What is needed: Reproduce verbatim the lines of the material from the line containing "text-line: der ins" through the line containing "scan-speck bbox=[90, 1316, 92, 1344]", including both of those lines.

Data excerpts:
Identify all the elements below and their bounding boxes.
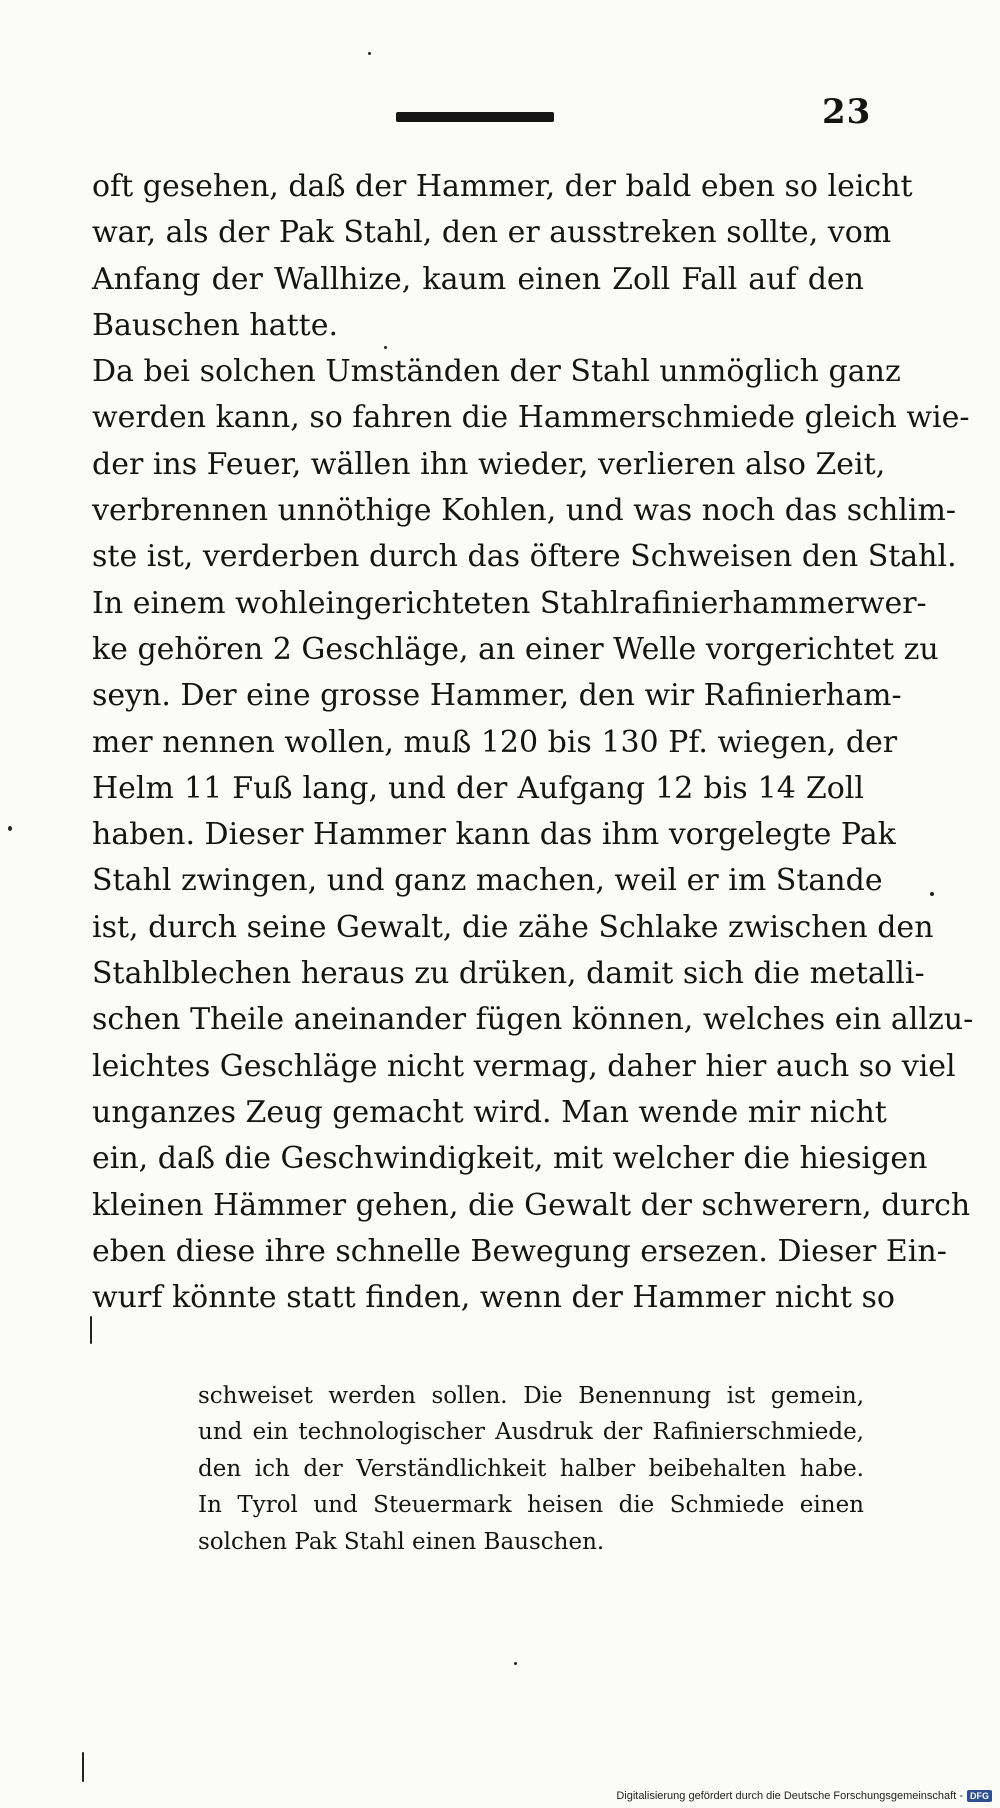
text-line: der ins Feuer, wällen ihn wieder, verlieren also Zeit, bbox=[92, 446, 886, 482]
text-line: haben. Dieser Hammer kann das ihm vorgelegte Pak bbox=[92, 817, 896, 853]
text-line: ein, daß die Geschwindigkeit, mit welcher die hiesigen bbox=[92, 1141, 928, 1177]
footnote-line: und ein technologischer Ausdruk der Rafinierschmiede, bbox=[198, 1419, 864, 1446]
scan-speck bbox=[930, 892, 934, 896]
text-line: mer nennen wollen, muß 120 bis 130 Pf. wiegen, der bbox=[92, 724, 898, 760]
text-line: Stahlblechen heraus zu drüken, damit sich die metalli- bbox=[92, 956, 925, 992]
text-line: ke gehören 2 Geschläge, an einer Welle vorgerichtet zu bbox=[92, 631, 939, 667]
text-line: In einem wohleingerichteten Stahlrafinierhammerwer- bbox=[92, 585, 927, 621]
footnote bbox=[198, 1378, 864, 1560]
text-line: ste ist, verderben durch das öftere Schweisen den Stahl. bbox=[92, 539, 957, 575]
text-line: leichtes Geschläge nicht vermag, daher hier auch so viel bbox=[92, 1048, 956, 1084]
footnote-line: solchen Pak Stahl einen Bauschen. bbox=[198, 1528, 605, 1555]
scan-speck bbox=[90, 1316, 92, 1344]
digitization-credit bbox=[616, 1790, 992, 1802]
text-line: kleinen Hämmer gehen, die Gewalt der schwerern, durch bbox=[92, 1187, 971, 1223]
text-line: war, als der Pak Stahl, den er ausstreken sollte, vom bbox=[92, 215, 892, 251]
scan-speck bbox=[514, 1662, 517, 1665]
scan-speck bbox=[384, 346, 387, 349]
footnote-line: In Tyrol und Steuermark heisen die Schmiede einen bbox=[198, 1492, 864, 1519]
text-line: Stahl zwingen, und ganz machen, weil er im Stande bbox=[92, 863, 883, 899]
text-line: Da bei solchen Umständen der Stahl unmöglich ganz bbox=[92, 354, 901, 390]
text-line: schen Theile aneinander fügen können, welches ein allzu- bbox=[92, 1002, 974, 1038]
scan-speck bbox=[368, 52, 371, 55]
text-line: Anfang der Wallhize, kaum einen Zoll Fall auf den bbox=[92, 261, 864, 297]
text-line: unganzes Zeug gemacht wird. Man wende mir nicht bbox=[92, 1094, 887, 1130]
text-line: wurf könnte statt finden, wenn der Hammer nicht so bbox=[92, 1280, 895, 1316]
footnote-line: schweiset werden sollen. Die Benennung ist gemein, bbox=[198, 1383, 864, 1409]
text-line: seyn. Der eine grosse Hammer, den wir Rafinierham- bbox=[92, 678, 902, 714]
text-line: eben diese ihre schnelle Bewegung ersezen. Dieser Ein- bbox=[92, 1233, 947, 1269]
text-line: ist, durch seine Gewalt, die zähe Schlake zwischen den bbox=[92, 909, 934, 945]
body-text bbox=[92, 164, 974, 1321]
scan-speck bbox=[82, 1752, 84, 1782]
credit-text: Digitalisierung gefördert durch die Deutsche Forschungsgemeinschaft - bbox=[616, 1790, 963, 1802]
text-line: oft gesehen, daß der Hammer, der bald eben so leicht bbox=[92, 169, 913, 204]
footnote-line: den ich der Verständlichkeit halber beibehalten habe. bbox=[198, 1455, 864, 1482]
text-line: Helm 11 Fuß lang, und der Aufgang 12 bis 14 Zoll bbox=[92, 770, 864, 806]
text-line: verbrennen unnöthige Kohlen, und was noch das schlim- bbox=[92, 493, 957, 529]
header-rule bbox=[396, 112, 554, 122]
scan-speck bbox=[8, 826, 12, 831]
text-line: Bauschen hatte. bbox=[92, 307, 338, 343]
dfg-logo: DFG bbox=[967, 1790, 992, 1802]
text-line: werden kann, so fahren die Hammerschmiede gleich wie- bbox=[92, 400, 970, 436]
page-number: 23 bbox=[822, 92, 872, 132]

--

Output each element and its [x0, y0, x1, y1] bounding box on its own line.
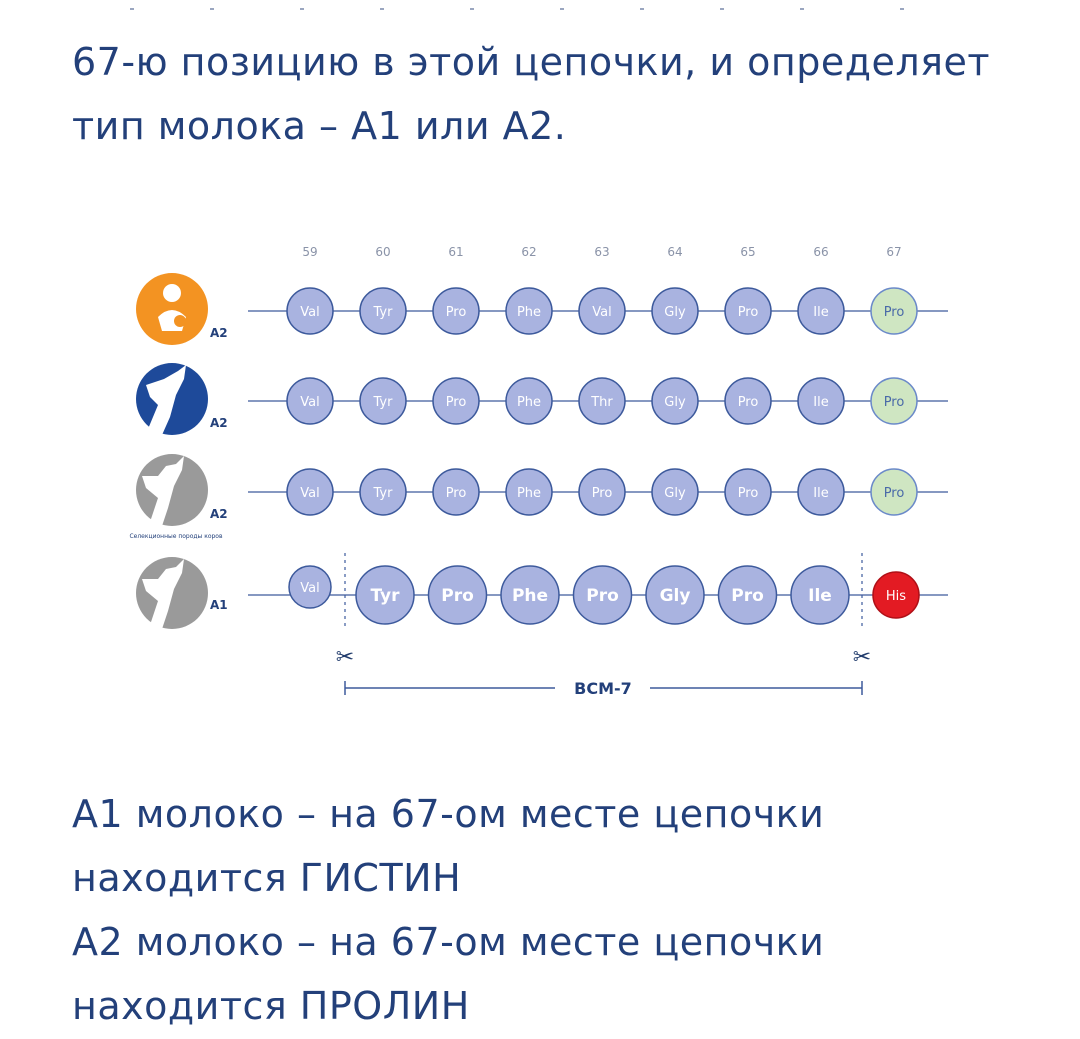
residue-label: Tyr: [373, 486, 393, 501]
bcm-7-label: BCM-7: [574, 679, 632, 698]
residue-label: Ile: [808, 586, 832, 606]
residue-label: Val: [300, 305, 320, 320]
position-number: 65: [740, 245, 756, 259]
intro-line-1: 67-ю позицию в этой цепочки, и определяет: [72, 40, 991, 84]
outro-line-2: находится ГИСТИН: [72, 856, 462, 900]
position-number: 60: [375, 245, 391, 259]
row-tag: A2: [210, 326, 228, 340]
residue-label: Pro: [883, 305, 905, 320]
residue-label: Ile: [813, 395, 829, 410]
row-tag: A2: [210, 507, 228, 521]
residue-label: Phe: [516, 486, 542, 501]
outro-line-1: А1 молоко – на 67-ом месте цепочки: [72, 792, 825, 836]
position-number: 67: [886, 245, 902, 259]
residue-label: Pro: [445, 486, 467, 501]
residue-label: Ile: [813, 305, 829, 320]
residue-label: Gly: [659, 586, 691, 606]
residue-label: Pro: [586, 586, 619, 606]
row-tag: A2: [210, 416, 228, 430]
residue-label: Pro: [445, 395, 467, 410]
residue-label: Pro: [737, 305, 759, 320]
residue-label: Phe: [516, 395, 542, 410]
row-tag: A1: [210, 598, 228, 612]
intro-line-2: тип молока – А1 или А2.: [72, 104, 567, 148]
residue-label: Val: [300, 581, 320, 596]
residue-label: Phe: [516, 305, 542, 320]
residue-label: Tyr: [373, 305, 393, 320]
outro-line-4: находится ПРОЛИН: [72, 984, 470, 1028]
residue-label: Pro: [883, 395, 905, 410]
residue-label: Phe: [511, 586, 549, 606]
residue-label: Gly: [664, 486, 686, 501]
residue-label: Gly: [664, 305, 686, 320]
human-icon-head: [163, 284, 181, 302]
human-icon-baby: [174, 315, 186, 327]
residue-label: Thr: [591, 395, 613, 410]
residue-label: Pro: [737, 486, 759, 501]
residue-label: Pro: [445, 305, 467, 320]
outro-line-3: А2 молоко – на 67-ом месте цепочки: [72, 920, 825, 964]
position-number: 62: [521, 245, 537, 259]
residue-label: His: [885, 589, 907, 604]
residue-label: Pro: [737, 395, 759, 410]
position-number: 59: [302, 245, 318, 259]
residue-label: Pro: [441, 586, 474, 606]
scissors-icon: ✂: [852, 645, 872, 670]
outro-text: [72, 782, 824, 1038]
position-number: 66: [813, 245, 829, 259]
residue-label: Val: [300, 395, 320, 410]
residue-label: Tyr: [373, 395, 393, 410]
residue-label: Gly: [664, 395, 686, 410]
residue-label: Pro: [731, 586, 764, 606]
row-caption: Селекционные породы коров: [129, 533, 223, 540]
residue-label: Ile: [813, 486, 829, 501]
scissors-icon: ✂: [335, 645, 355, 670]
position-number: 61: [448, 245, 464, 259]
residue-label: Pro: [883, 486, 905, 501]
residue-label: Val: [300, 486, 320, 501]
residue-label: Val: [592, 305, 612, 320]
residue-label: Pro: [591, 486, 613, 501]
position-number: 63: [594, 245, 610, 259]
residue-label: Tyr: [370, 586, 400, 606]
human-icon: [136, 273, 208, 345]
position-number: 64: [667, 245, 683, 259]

--

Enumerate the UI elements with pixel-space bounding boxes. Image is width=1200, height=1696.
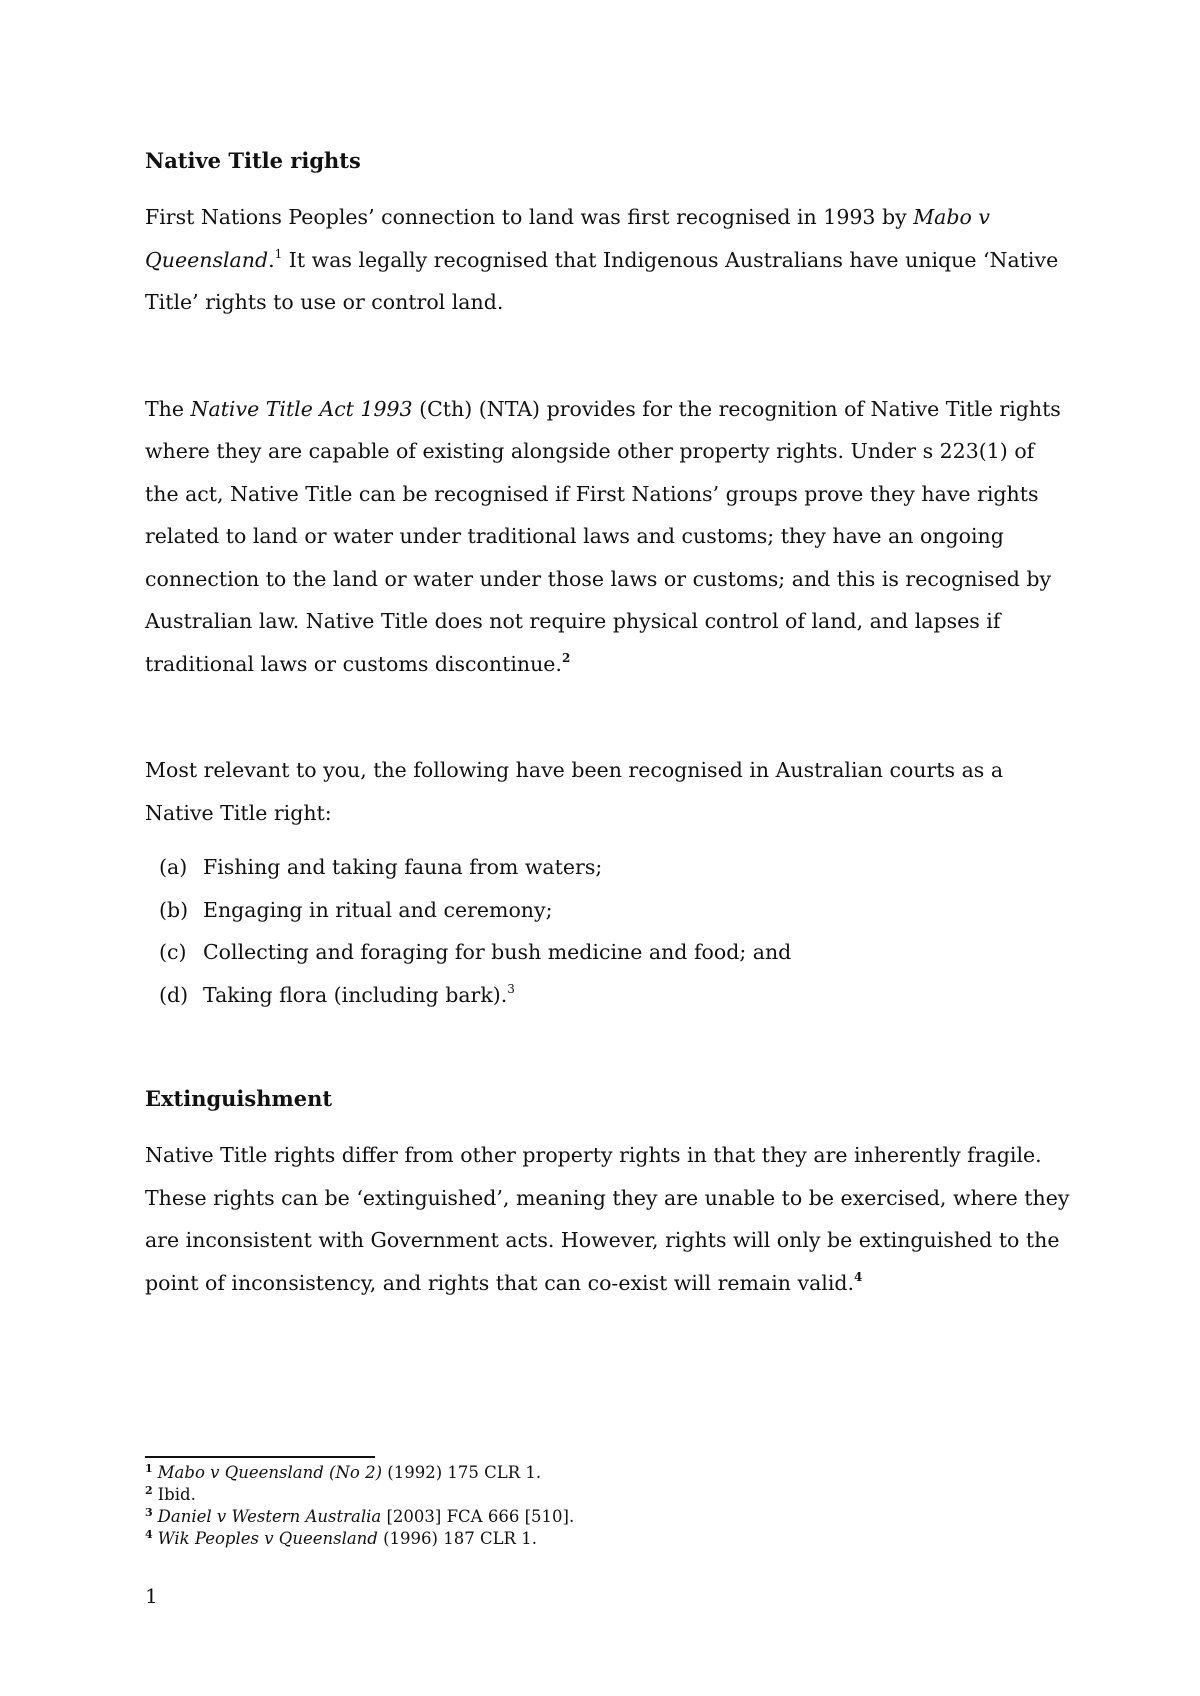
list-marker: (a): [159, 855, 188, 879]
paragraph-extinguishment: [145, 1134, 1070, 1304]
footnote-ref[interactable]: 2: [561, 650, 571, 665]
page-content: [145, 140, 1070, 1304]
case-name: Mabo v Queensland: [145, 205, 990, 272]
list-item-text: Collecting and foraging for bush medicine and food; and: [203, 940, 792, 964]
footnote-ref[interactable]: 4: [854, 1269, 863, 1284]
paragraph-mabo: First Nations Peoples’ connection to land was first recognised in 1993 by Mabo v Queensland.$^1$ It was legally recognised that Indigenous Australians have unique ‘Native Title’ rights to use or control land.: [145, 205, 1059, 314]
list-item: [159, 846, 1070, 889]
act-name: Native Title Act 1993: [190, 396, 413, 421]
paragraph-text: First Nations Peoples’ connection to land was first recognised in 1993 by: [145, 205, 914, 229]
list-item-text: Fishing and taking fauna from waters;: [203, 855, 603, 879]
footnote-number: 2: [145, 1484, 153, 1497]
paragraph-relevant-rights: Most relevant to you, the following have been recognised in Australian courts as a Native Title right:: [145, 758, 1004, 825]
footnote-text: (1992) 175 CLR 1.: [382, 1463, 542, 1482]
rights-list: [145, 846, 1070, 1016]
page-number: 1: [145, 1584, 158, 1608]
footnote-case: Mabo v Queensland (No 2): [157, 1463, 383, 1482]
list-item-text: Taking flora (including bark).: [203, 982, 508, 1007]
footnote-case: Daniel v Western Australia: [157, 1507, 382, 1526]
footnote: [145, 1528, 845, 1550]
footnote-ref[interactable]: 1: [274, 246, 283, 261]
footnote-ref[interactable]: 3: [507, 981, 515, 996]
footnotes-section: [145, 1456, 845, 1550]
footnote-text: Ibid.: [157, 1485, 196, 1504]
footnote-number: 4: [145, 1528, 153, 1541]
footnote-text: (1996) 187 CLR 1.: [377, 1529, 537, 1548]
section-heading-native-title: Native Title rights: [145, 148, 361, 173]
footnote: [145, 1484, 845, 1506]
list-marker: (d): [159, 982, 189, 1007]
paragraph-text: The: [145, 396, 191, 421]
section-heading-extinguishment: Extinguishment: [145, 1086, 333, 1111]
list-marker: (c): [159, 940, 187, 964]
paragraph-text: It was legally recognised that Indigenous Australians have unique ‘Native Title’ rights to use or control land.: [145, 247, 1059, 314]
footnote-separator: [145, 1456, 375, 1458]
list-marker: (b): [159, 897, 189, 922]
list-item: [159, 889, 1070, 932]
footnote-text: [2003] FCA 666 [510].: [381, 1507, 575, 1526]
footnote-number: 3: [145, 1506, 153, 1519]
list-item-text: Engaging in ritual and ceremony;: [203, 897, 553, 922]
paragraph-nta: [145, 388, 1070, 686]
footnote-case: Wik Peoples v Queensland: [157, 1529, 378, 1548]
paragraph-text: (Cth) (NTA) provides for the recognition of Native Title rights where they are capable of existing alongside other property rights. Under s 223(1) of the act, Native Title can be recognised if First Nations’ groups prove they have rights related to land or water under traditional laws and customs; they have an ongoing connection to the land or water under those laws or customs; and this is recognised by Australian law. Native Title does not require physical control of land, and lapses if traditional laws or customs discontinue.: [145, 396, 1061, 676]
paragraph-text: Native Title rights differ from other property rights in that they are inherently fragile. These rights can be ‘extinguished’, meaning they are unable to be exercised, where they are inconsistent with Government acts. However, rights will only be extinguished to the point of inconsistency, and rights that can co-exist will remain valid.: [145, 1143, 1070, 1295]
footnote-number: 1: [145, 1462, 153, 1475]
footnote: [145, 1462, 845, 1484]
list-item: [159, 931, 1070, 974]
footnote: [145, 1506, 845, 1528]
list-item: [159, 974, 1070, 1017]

Response:
text-line: der ins Feuer, wällen ihn wieder, verlieren also Zeit, bbox=[92, 446, 886, 482]
text-line: haben. Dieser Hammer kann das ihm vorgelegte Pak bbox=[92, 817, 896, 853]
text-line: ein, daß die Geschwindigkeit, mit welcher die hiesigen bbox=[92, 1141, 928, 1177]
footnote-line: und ein technologischer Ausdruk der Rafinierschmiede, bbox=[198, 1419, 864, 1446]
scan-speck bbox=[930, 892, 934, 896]
text-line: mer nennen wollen, muß 120 bis 130 Pf. wiegen, der bbox=[92, 724, 898, 760]
text-line: Stahlblechen heraus zu drüken, damit sich die metalli- bbox=[92, 956, 925, 992]
text-line: ke gehören 2 Geschläge, an einer Welle vorgerichtet zu bbox=[92, 631, 939, 667]
text-line: In einem wohleingerichteten Stahlrafinierhammerwer- bbox=[92, 585, 927, 621]
footnote bbox=[198, 1378, 864, 1560]
text-line: ste ist, verderben durch das öftere Schweisen den Stahl. bbox=[92, 539, 957, 575]
text-line: leichtes Geschläge nicht vermag, daher hier auch so viel bbox=[92, 1048, 956, 1084]
footnote-line: solchen Pak Stahl einen Bauschen. bbox=[198, 1528, 605, 1555]
scan-speck bbox=[90, 1316, 92, 1344]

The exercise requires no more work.